**Exercise requirements:** Reproduce the records. Keep every word exact and include no images.

***** Data shown

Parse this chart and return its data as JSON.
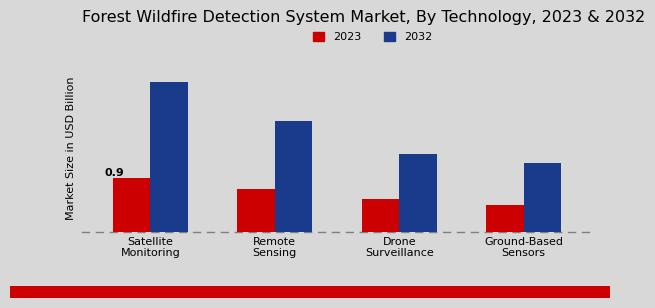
{
  "title": "Forest Wildfire Detection System Market, By Technology, 2023 & 2032",
  "ylabel": "Market Size in USD Billion",
  "categories": [
    "Satellite\nMonitoring",
    "Remote\nSensing",
    "Drone\nSurveillance",
    "Ground-Based\nSensors"
  ],
  "values_2023": [
    0.9,
    0.72,
    0.55,
    0.45
  ],
  "values_2032": [
    2.5,
    1.85,
    1.3,
    1.15
  ],
  "color_2023": "#cc0000",
  "color_2032": "#1a3a8c",
  "background_color": "#d8d8d8",
  "annotation_value": "0.9",
  "bar_width": 0.3,
  "legend_labels": [
    "2023",
    "2032"
  ],
  "title_fontsize": 11.5,
  "ylabel_fontsize": 8,
  "tick_fontsize": 8,
  "legend_fontsize": 8
}
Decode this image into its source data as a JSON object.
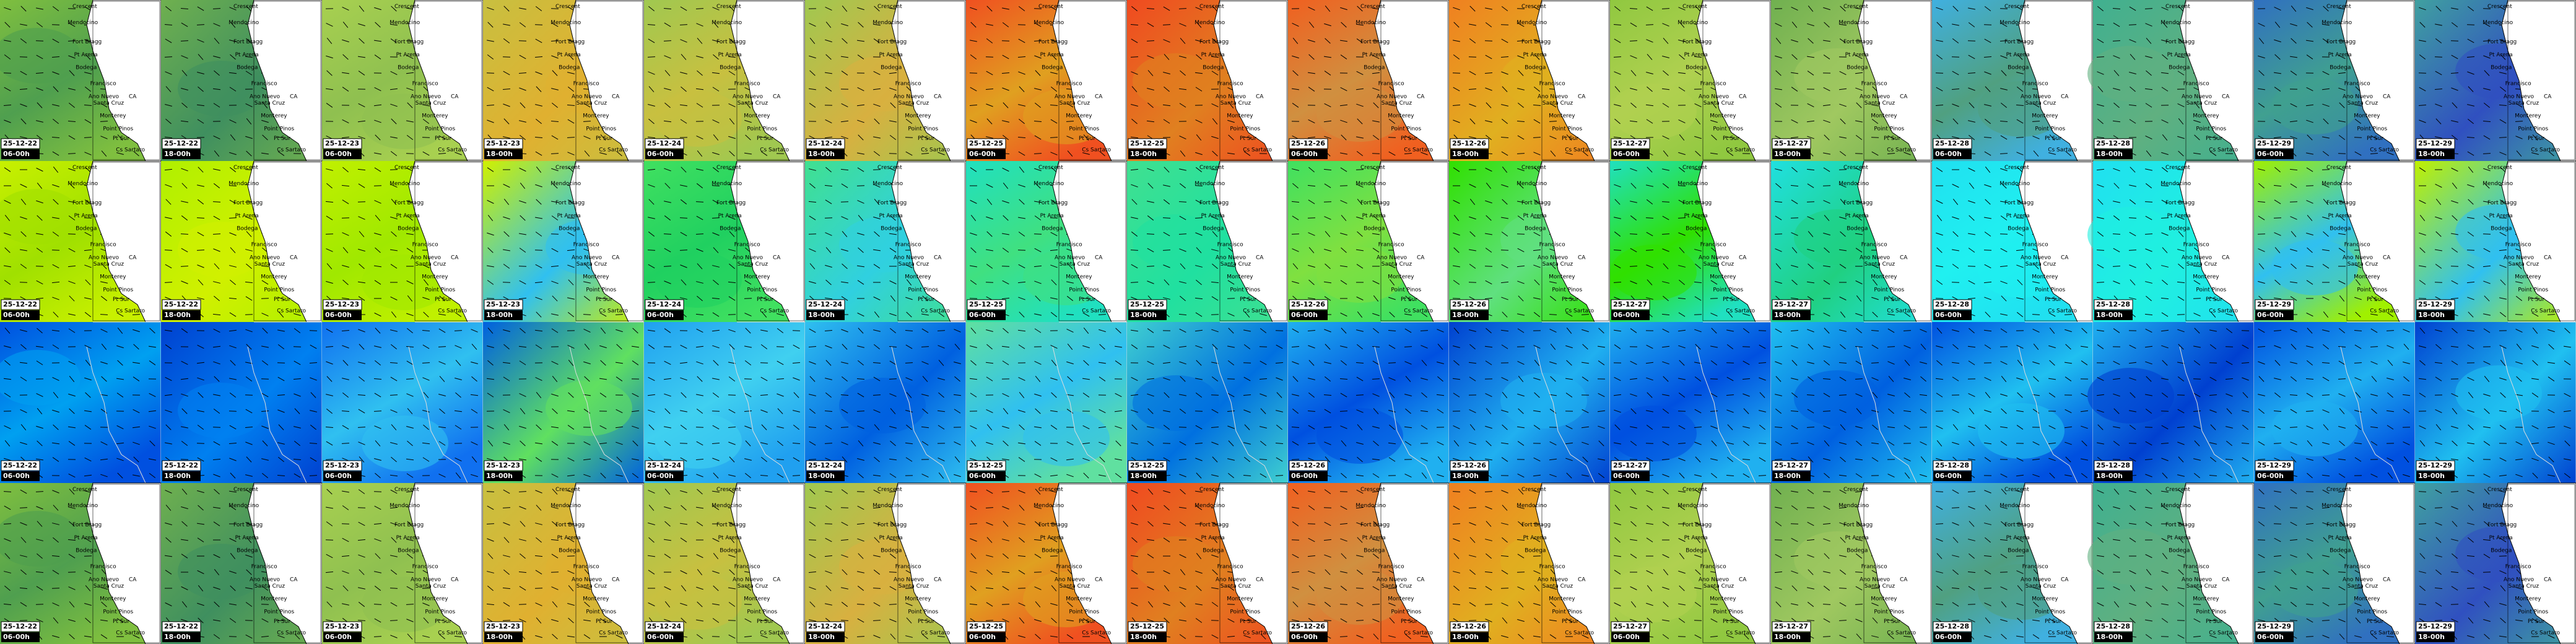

**********

**Solution to this exercise:**
Parse this chart and return its data as JSON.
{
  "title": "Forest Wildfire Detection System Market, By Technology, 2023 & 2032",
  "ylabel": "Market Size in USD Billion",
  "categories": [
    "Satellite\nMonitoring",
    "Remote\nSensing",
    "Drone\nSurveillance",
    "Ground-Based\nSensors"
  ],
  "values_2023": [
    0.9,
    0.72,
    0.55,
    0.45
  ],
  "values_2032": [
    2.5,
    1.85,
    1.3,
    1.15
  ],
  "color_2023": "#cc0000",
  "color_2032": "#1a3a8c",
  "background_color": "#d8d8d8",
  "annotation_value": "0.9",
  "bar_width": 0.3,
  "legend_labels": [
    "2023",
    "2032"
  ],
  "title_fontsize": 11.5,
  "ylabel_fontsize": 8,
  "tick_fontsize": 8,
  "legend_fontsize": 8
}
Decode this image into its source data as a JSON object.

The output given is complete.